STATED GOAL - Which lines below hold the word "Ctrl"? Report each one.

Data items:
********************
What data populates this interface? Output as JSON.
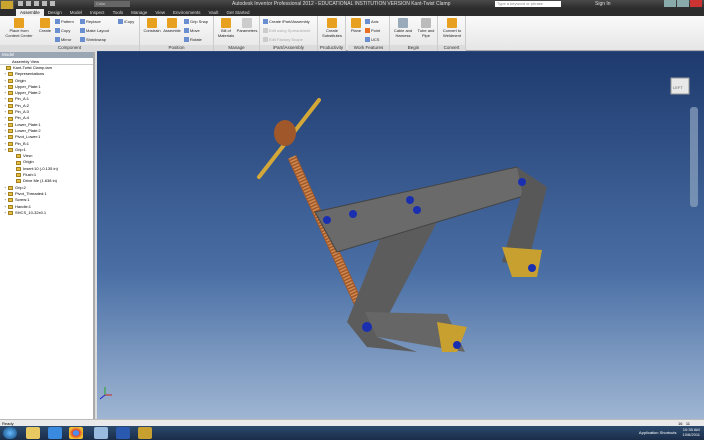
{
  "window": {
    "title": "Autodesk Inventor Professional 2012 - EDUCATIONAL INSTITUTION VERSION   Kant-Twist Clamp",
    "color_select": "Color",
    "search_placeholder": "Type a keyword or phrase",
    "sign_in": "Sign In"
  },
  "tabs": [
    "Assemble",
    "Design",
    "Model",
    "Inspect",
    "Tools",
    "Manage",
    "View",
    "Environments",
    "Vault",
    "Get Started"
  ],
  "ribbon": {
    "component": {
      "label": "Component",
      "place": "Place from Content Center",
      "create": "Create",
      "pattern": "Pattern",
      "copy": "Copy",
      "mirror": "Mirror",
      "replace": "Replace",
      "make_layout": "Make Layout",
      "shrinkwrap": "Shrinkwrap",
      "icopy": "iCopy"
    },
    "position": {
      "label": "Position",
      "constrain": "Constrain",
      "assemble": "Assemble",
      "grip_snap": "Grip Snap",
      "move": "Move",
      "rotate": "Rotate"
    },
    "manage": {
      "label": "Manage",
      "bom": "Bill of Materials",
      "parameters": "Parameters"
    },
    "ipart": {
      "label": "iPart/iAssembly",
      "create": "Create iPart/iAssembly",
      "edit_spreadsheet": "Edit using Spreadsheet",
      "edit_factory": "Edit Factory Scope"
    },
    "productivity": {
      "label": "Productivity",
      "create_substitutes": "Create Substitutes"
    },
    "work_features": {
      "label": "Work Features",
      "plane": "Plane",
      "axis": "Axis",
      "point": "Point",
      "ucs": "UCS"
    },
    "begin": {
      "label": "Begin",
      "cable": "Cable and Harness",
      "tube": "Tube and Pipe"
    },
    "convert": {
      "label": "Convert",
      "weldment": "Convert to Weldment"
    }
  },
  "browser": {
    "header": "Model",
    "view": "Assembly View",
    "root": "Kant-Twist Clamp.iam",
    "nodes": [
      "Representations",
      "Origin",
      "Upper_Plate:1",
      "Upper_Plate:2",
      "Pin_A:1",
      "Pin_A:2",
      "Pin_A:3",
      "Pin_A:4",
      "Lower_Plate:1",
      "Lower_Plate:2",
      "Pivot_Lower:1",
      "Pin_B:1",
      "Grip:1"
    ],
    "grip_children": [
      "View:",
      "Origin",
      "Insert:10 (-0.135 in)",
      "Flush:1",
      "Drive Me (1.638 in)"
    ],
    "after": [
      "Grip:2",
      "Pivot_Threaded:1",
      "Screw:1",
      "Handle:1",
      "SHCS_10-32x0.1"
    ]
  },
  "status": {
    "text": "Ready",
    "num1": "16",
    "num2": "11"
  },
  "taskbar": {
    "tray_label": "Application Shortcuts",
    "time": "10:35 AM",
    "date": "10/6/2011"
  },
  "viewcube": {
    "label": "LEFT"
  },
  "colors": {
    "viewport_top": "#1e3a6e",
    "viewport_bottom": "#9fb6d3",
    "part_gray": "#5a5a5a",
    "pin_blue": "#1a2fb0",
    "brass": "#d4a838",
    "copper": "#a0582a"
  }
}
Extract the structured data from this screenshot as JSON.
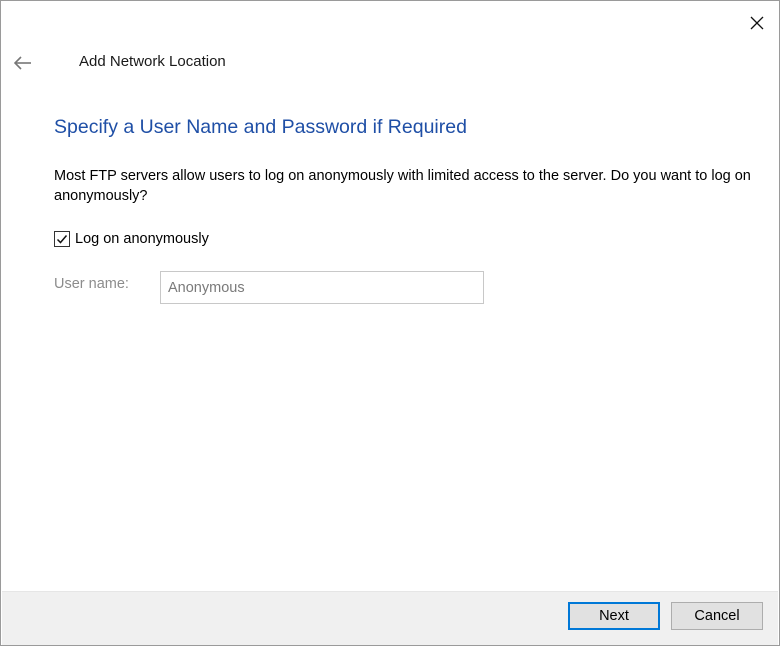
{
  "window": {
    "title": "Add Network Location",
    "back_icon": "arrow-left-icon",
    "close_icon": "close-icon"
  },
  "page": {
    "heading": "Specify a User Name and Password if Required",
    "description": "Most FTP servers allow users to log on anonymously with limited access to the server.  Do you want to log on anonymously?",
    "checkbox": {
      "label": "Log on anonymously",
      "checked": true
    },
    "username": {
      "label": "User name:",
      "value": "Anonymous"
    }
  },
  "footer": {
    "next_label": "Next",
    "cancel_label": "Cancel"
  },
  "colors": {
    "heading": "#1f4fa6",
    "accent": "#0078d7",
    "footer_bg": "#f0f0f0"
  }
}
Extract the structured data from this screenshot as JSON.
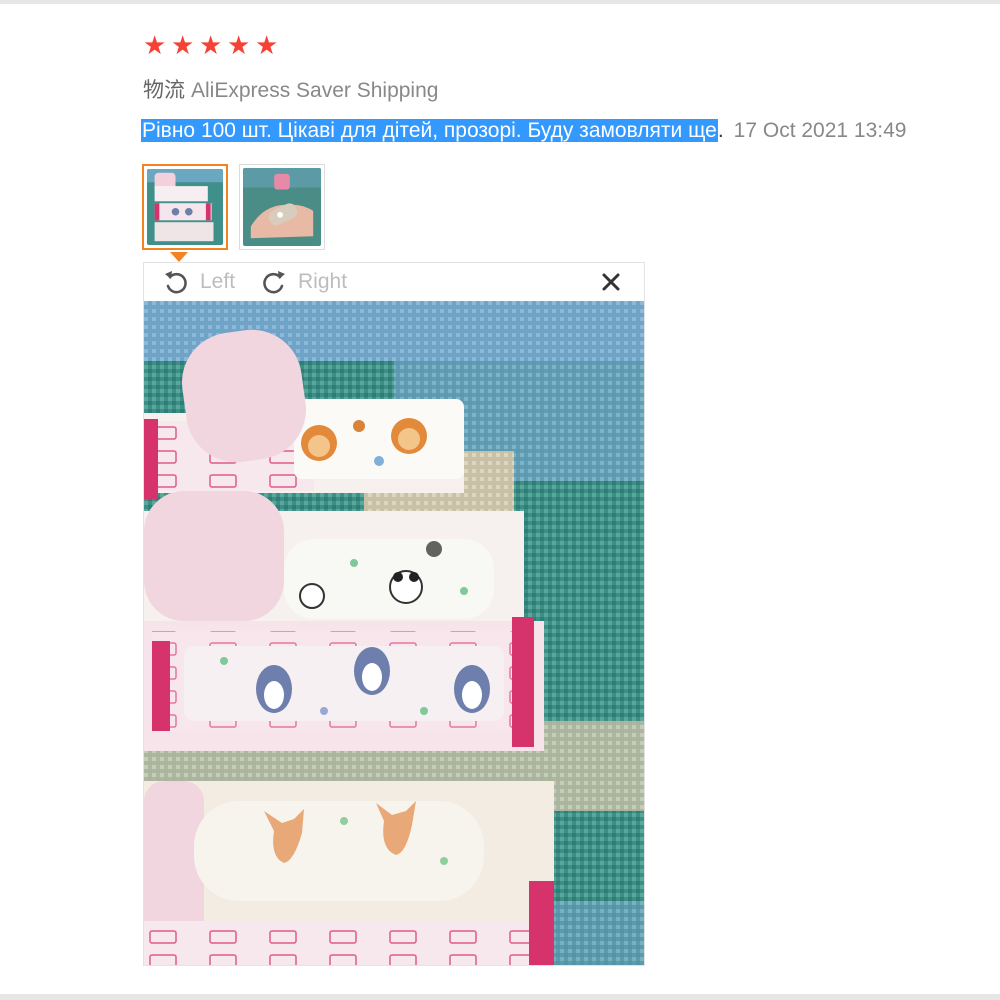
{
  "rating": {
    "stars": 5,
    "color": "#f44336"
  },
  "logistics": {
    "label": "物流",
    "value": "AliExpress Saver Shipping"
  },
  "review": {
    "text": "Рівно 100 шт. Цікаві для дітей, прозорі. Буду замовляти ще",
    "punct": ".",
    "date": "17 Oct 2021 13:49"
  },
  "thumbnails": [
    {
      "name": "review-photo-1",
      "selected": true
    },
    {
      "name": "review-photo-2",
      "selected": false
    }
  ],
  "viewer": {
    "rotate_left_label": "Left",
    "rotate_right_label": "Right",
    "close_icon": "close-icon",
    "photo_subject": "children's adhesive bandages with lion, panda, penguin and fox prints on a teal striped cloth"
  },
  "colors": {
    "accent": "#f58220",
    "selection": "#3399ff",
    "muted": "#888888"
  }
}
********************
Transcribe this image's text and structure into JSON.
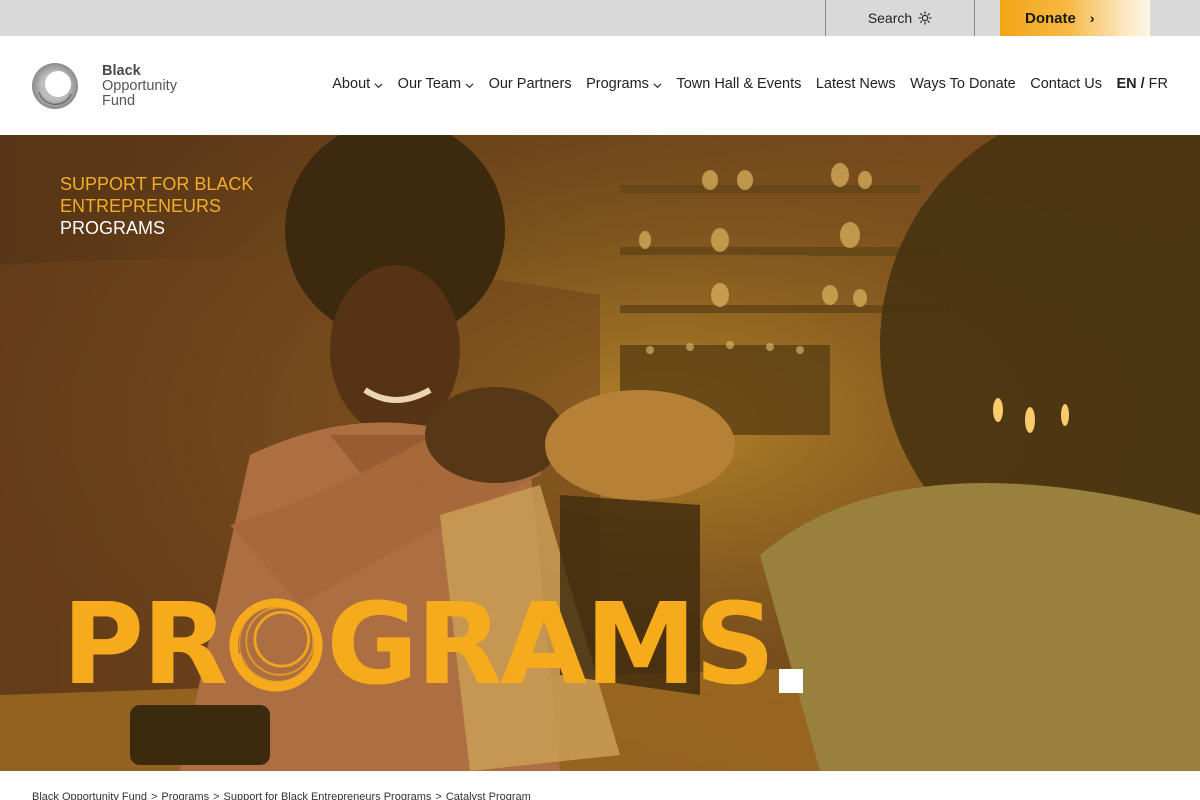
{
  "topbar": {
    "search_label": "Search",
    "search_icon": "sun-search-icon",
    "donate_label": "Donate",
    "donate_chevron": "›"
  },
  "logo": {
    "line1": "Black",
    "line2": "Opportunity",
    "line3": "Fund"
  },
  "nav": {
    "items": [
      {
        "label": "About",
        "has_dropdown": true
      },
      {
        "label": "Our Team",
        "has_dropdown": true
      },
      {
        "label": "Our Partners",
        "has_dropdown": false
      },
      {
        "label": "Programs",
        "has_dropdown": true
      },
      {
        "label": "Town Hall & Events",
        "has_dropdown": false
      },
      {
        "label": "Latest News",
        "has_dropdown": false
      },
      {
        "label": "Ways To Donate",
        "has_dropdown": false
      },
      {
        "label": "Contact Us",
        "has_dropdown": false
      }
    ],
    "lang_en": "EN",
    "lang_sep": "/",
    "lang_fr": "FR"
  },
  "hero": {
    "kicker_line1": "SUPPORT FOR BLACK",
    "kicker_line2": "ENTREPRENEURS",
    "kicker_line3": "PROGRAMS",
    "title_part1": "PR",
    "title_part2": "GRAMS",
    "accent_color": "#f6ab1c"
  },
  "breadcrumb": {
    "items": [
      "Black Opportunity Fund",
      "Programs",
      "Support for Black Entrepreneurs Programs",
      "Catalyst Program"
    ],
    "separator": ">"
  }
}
********************
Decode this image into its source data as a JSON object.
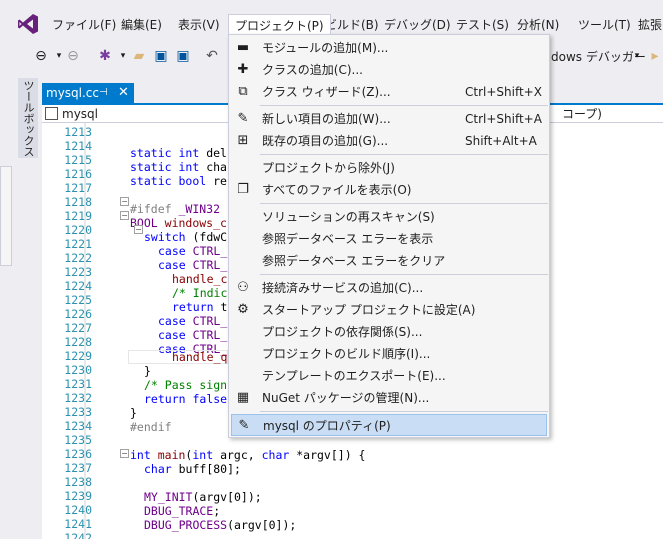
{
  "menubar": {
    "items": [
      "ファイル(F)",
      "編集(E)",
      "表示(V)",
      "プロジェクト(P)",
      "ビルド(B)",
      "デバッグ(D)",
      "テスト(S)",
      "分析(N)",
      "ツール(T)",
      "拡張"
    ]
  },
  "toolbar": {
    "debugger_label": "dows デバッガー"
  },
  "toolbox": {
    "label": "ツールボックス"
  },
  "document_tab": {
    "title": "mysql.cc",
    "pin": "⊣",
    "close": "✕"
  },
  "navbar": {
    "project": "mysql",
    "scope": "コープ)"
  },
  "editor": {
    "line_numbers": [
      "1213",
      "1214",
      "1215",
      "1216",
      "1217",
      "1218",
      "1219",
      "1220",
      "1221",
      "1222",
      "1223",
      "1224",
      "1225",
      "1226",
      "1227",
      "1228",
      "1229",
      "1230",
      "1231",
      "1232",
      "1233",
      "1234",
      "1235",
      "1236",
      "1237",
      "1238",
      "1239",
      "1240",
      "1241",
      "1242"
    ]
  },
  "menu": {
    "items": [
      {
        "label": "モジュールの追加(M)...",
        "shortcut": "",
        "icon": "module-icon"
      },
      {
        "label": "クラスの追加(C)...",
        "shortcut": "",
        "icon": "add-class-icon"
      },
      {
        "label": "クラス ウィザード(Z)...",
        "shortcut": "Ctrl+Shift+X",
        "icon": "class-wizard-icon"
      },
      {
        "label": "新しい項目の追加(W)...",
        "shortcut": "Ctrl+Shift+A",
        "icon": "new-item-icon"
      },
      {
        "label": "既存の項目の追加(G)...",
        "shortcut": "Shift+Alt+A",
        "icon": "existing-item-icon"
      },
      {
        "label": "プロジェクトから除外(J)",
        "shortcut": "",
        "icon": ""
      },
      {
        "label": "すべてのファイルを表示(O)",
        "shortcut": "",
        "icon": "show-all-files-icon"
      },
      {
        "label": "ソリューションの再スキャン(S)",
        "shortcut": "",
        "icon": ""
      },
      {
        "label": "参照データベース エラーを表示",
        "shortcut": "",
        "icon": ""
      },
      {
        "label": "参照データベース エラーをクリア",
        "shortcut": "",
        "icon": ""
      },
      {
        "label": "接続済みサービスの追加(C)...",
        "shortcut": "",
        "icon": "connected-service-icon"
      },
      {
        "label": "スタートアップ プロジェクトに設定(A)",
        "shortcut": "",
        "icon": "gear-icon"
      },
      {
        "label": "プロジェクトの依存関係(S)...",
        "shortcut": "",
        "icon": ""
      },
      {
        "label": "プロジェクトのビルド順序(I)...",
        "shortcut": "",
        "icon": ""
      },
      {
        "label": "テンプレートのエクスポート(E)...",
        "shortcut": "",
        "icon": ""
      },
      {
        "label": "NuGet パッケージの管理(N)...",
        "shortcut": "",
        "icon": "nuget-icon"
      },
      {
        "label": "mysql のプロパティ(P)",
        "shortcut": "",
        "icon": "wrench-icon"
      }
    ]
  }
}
********************
ANSWER FOR THE TASK -
        "shortcut": "Ctrl+Shift+X",
        "shortcut": "Ctrl+Shift+A",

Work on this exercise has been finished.